AIM OF THE EXERCISE -> Your task is to transcribe all of the records exactly and leave out the pictures.

MATERIALS PROVIDED ->
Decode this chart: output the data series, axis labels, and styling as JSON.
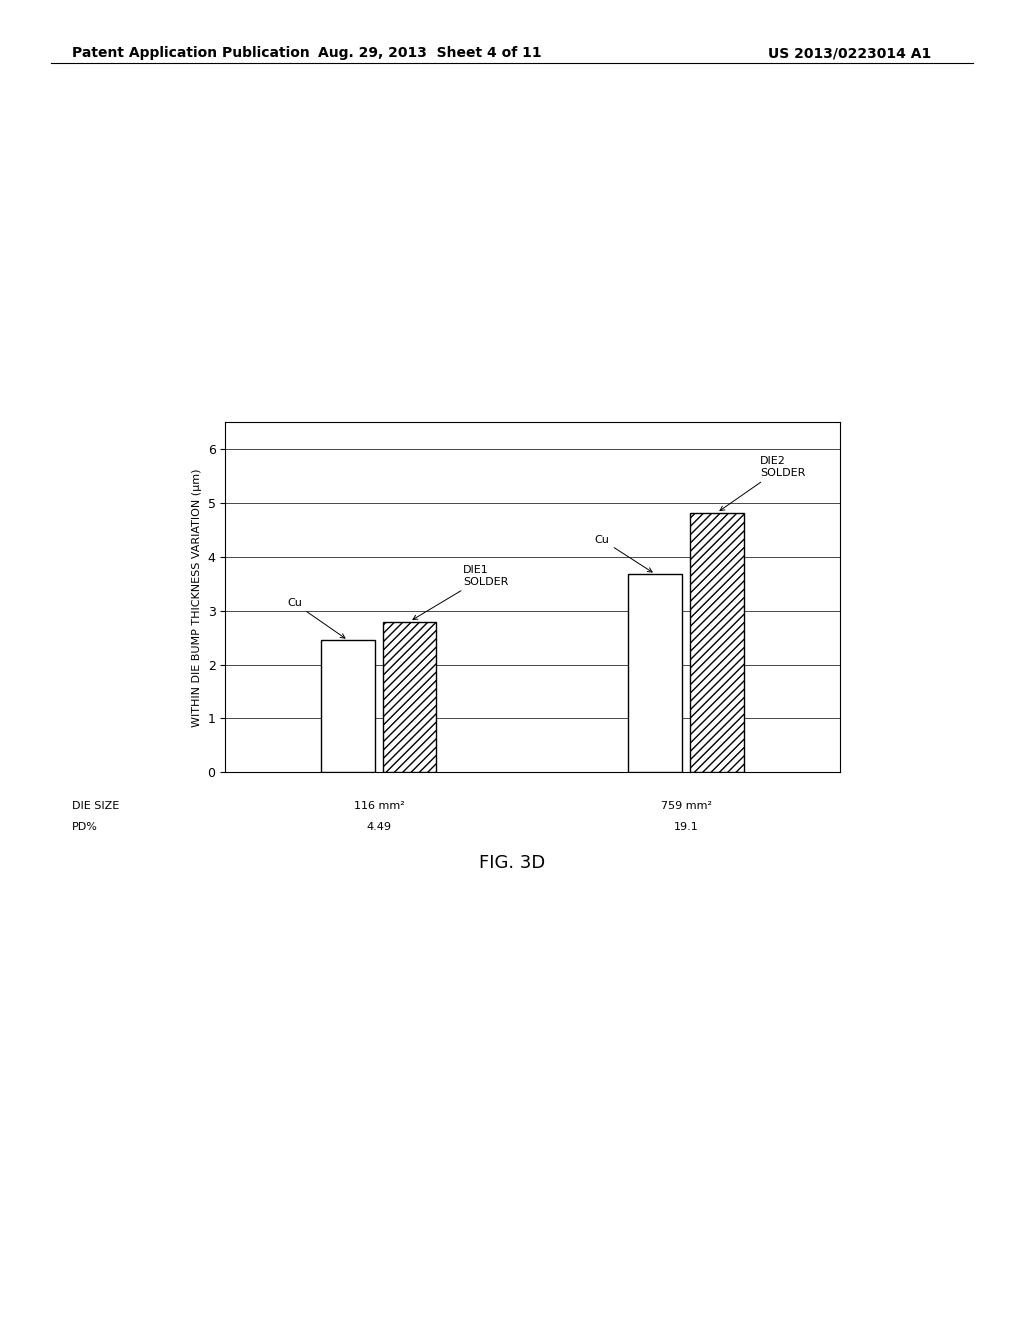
{
  "title": "FIG. 3D",
  "ylabel": "WITHIN DIE BUMP THICKNESS VARIATION (μm)",
  "ylim": [
    0,
    6.5
  ],
  "yticks": [
    0,
    1,
    2,
    3,
    4,
    5,
    6
  ],
  "groups": [
    {
      "cu_value": 2.45,
      "solder_value": 2.8,
      "cu_annotation": "Cu",
      "solder_annotation": "DIE1\nSOLDER",
      "x_center": 1
    },
    {
      "cu_value": 3.68,
      "solder_value": 4.82,
      "cu_annotation": "Cu",
      "solder_annotation": "DIE2\nSOLDER",
      "x_center": 3
    }
  ],
  "bar_width": 0.35,
  "bar_gap": 0.05,
  "cu_facecolor": "white",
  "cu_edgecolor": "black",
  "solder_facecolor": "white",
  "solder_edgecolor": "black",
  "hatch_pattern": "////",
  "background_color": "white",
  "header_left": "Patent Application Publication",
  "header_mid": "Aug. 29, 2013  Sheet 4 of 11",
  "header_right": "US 2013/0223014 A1",
  "header_fontsize": 10,
  "annotation_fontsize": 8,
  "axis_label_fontsize": 8,
  "tick_fontsize": 9,
  "fig_caption_fontsize": 13,
  "die_label_fontsize": 8,
  "xlim": [
    0,
    4
  ],
  "group1_mm": "116 mm²",
  "group1_pd": "4.49",
  "group2_mm": "759 mm²",
  "group2_pd": "19.1",
  "die_size_label": "DIE SIZE",
  "pd_label": "PD%"
}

SOLUTION FOR THIS TASK ->
Decode this chart: output the data series, axis labels, and styling as JSON.
{
  "title": "FIG. 3D",
  "ylabel": "WITHIN DIE BUMP THICKNESS VARIATION (μm)",
  "ylim": [
    0,
    6.5
  ],
  "yticks": [
    0,
    1,
    2,
    3,
    4,
    5,
    6
  ],
  "groups": [
    {
      "cu_value": 2.45,
      "solder_value": 2.8,
      "cu_annotation": "Cu",
      "solder_annotation": "DIE1\nSOLDER",
      "x_center": 1
    },
    {
      "cu_value": 3.68,
      "solder_value": 4.82,
      "cu_annotation": "Cu",
      "solder_annotation": "DIE2\nSOLDER",
      "x_center": 3
    }
  ],
  "bar_width": 0.35,
  "bar_gap": 0.05,
  "cu_facecolor": "white",
  "cu_edgecolor": "black",
  "solder_facecolor": "white",
  "solder_edgecolor": "black",
  "hatch_pattern": "////",
  "background_color": "white",
  "header_left": "Patent Application Publication",
  "header_mid": "Aug. 29, 2013  Sheet 4 of 11",
  "header_right": "US 2013/0223014 A1",
  "header_fontsize": 10,
  "annotation_fontsize": 8,
  "axis_label_fontsize": 8,
  "tick_fontsize": 9,
  "fig_caption_fontsize": 13,
  "die_label_fontsize": 8,
  "xlim": [
    0,
    4
  ],
  "group1_mm": "116 mm²",
  "group1_pd": "4.49",
  "group2_mm": "759 mm²",
  "group2_pd": "19.1",
  "die_size_label": "DIE SIZE",
  "pd_label": "PD%"
}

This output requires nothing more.